# [Extracted data entries]
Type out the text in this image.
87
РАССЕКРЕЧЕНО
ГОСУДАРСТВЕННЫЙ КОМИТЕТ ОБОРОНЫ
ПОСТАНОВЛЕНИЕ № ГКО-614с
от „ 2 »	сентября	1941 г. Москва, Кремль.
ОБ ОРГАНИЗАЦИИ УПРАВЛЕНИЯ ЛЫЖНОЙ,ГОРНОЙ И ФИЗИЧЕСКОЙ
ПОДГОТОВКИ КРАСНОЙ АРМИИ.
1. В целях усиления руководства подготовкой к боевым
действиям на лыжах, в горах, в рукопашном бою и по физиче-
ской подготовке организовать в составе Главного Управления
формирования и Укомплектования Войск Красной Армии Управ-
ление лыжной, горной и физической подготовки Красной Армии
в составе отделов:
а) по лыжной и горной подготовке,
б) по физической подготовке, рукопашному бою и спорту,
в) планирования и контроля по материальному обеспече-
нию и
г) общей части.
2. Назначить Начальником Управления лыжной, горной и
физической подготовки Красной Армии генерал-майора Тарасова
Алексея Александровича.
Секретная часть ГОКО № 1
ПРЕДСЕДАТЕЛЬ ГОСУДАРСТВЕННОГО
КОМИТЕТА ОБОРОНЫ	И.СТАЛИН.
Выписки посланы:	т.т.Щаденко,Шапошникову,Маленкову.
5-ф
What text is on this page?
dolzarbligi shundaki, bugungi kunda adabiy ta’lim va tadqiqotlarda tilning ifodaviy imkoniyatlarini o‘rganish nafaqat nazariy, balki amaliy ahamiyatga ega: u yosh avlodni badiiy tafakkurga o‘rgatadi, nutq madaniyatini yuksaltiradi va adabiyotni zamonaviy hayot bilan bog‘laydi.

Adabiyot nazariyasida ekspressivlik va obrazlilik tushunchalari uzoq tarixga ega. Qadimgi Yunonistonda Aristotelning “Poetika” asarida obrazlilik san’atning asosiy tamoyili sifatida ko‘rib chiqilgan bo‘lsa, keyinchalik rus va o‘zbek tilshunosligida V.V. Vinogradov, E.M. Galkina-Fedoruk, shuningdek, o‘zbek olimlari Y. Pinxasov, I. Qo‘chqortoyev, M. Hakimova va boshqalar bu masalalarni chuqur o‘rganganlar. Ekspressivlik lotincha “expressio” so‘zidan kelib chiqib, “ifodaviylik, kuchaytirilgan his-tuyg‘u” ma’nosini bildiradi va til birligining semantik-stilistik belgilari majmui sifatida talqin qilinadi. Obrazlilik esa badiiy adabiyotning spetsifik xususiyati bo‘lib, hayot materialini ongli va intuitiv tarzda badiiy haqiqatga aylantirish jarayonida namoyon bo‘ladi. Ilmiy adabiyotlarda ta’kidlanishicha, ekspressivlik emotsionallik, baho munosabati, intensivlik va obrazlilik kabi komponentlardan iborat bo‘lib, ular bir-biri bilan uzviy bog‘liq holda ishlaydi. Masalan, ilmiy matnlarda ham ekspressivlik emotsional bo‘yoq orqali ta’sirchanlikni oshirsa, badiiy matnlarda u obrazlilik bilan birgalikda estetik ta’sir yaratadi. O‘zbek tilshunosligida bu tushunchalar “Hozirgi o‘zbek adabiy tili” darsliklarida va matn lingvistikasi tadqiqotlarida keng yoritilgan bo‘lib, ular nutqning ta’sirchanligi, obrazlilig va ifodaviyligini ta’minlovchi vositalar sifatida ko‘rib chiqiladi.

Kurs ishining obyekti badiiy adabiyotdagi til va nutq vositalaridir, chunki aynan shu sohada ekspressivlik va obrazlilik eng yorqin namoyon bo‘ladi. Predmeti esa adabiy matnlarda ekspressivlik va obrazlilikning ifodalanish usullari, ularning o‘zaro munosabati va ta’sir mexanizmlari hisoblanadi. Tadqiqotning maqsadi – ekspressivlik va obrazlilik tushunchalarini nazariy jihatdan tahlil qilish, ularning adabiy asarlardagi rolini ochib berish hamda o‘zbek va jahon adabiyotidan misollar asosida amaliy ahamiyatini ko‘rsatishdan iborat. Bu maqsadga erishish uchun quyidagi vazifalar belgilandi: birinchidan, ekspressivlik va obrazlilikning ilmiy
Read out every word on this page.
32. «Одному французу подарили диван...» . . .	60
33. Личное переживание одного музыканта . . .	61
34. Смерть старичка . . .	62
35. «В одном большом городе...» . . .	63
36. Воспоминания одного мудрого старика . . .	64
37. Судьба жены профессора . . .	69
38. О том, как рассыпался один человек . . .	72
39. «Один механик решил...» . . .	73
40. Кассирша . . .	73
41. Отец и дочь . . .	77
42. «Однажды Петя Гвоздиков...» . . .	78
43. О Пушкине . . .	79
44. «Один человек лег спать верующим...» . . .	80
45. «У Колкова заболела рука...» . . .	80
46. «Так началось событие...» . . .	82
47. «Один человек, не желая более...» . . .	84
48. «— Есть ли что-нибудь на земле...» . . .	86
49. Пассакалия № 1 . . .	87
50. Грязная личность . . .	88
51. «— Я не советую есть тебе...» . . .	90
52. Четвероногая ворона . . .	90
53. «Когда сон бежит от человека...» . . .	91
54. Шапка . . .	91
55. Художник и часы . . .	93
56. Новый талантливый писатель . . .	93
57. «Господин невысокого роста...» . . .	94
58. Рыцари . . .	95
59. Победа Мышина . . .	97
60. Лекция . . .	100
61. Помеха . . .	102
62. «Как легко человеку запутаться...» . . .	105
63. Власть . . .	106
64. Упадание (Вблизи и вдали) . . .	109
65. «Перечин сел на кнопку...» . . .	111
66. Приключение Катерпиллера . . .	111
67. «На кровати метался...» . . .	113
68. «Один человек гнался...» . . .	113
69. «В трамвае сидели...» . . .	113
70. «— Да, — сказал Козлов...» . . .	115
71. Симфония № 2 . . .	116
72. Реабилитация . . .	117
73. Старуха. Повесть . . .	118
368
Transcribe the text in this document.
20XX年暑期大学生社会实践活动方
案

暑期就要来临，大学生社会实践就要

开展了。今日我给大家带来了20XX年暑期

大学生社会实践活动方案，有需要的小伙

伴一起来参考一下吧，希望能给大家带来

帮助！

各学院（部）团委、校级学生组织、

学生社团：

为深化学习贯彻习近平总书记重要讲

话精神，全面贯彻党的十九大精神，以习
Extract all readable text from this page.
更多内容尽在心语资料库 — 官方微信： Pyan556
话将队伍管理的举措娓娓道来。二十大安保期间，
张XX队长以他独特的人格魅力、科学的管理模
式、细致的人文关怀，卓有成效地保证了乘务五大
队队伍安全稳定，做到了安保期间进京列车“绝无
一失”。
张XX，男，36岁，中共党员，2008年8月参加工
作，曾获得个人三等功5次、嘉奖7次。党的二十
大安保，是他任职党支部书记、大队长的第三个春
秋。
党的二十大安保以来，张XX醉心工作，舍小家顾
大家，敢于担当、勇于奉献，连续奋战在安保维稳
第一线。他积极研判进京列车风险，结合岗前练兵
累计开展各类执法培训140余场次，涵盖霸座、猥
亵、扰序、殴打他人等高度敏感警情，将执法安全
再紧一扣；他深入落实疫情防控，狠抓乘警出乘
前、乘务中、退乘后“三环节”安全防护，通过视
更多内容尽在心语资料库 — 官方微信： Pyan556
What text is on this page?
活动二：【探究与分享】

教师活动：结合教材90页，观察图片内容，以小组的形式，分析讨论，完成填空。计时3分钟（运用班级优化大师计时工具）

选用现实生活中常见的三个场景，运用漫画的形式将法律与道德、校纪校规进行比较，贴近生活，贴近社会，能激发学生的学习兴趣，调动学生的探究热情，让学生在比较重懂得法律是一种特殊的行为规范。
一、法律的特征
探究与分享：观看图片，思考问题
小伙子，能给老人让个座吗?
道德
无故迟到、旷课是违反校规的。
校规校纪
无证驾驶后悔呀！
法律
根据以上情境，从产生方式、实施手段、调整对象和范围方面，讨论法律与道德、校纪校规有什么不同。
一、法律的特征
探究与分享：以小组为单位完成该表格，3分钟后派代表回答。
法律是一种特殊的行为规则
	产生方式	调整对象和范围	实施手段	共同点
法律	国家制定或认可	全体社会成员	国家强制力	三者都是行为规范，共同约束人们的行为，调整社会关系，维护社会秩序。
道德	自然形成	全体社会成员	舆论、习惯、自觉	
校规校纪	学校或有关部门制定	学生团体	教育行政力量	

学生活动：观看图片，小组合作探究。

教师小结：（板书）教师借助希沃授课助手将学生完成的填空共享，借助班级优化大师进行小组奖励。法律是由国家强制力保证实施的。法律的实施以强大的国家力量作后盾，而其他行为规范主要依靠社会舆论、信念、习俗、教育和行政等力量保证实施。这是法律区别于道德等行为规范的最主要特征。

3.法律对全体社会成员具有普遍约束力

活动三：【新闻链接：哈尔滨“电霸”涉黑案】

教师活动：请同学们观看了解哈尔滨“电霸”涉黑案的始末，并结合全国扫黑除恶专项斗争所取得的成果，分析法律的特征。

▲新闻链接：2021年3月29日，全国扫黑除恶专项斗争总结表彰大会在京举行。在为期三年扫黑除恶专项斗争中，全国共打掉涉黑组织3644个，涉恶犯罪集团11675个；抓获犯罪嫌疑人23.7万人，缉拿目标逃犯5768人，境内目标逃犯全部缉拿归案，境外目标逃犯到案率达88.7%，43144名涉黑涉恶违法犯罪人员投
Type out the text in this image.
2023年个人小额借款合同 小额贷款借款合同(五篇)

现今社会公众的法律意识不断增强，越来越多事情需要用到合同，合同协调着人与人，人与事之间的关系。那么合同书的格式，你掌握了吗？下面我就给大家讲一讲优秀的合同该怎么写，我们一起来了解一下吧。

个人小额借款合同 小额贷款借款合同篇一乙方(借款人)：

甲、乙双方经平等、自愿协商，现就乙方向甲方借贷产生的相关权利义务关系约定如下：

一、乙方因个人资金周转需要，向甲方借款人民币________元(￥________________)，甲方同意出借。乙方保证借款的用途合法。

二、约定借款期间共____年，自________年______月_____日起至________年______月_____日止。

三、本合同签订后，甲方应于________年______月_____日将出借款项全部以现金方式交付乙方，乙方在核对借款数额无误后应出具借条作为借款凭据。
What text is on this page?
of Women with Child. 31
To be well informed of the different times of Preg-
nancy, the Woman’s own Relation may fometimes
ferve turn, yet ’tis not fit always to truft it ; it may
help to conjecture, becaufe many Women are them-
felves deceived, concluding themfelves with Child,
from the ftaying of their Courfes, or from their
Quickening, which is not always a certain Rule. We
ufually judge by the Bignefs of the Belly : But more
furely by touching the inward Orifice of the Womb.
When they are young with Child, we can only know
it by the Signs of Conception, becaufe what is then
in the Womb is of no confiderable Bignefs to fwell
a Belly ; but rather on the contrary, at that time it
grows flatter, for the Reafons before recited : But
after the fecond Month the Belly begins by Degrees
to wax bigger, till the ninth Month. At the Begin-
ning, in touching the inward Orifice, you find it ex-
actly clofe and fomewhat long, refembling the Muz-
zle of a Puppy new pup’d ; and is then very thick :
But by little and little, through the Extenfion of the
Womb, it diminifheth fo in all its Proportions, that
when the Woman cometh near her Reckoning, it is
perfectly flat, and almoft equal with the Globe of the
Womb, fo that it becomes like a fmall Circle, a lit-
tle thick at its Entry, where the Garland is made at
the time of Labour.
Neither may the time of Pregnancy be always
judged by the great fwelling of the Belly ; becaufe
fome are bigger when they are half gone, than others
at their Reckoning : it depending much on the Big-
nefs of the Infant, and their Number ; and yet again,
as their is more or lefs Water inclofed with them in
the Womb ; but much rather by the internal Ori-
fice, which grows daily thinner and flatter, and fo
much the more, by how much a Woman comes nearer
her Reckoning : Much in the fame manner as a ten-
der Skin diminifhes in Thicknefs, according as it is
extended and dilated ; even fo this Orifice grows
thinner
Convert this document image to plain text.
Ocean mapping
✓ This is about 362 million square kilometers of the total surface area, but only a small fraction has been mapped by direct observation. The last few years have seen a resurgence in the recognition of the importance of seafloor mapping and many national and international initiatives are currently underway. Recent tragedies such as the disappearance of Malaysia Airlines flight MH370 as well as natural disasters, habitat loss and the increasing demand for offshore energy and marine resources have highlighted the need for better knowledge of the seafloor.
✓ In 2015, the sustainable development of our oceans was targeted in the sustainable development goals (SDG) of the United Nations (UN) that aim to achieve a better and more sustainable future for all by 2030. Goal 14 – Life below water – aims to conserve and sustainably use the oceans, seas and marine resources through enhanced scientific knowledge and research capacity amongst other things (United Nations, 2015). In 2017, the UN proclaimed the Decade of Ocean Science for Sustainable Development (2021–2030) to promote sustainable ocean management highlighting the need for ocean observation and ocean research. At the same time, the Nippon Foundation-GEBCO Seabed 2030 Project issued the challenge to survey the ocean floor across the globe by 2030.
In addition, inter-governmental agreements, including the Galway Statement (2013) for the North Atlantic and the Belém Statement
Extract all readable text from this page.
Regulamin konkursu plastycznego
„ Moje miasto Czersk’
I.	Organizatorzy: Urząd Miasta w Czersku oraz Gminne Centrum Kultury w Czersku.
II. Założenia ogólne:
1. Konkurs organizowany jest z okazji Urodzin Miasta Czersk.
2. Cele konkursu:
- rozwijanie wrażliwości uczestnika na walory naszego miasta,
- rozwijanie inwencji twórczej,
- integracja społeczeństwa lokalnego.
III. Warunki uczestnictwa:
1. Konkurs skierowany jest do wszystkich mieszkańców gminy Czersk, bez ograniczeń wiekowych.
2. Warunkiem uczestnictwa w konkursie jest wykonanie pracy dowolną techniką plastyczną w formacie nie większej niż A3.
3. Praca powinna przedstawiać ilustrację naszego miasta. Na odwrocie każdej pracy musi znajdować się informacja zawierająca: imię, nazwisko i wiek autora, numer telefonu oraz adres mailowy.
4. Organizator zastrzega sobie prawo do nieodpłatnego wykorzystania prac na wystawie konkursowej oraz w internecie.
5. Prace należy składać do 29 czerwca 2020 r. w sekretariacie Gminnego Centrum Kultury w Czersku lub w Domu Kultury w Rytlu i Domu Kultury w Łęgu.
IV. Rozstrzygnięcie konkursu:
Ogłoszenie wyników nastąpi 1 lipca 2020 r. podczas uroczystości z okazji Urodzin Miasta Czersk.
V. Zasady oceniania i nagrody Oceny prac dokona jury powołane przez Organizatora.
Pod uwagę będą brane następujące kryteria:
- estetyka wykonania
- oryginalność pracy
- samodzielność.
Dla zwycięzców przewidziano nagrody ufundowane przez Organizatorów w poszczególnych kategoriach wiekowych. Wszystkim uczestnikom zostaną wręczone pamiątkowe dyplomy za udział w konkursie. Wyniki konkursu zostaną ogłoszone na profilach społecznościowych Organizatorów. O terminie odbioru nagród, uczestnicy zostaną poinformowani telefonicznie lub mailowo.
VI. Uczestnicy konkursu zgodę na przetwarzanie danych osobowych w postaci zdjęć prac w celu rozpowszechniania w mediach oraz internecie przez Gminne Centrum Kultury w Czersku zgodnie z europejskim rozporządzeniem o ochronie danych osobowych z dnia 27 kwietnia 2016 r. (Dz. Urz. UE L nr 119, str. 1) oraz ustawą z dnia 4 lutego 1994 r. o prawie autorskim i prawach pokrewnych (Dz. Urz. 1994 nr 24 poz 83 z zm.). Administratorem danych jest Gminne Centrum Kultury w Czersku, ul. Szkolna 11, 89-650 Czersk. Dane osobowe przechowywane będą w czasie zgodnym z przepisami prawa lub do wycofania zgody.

# [Task]
Copy every line above that holds the word "Bignefs".

# [Full solution]
ufually judge by the Bignefs of the Belly : But more
in the Womb is of no confiderable Bignefs to fwell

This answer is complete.